— Start MATERIAL —

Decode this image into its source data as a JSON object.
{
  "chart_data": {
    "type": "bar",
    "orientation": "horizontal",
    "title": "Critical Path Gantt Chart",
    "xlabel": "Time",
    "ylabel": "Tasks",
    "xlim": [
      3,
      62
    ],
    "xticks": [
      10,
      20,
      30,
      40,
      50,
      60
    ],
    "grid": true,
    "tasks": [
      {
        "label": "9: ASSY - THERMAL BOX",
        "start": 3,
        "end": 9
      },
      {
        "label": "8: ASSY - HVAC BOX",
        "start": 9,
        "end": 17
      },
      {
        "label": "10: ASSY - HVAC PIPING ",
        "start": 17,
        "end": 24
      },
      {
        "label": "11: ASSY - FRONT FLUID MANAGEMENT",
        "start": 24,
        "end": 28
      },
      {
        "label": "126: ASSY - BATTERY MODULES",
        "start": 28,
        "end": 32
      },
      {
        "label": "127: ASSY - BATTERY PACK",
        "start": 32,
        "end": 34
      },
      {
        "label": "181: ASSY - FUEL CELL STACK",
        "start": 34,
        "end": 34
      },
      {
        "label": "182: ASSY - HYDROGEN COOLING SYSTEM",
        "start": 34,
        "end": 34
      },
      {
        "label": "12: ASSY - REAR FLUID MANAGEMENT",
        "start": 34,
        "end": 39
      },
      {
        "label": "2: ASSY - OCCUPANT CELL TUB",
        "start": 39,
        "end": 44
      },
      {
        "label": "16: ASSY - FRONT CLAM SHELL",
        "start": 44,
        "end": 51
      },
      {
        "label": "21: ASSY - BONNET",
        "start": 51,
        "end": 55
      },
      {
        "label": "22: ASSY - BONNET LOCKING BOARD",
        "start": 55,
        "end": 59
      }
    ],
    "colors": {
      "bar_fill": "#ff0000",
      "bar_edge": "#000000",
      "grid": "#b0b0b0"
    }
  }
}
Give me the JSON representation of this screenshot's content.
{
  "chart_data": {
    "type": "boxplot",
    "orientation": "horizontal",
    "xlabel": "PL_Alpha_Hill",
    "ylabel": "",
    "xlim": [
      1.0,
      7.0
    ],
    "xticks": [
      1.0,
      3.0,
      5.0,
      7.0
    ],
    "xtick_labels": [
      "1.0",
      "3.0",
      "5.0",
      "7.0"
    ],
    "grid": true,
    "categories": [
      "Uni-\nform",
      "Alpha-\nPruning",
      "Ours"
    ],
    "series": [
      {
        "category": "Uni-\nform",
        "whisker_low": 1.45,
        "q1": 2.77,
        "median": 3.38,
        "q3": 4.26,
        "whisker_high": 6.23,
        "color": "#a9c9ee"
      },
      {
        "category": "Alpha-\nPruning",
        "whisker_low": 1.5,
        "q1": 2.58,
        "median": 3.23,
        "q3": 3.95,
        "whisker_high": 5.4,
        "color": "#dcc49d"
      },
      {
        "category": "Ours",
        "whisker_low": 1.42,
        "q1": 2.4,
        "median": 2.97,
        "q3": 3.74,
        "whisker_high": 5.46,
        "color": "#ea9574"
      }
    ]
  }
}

— End MATERIAL —

**YOUR OBJECTIVE:**
Which lines of the material contain the string "HVAC"? List each of them.

**RESPONSE TO THE TASK:**
        "label": "8: ASSY - HVAC BOX",
        "label": "10: ASSY - HVAC PIPING ",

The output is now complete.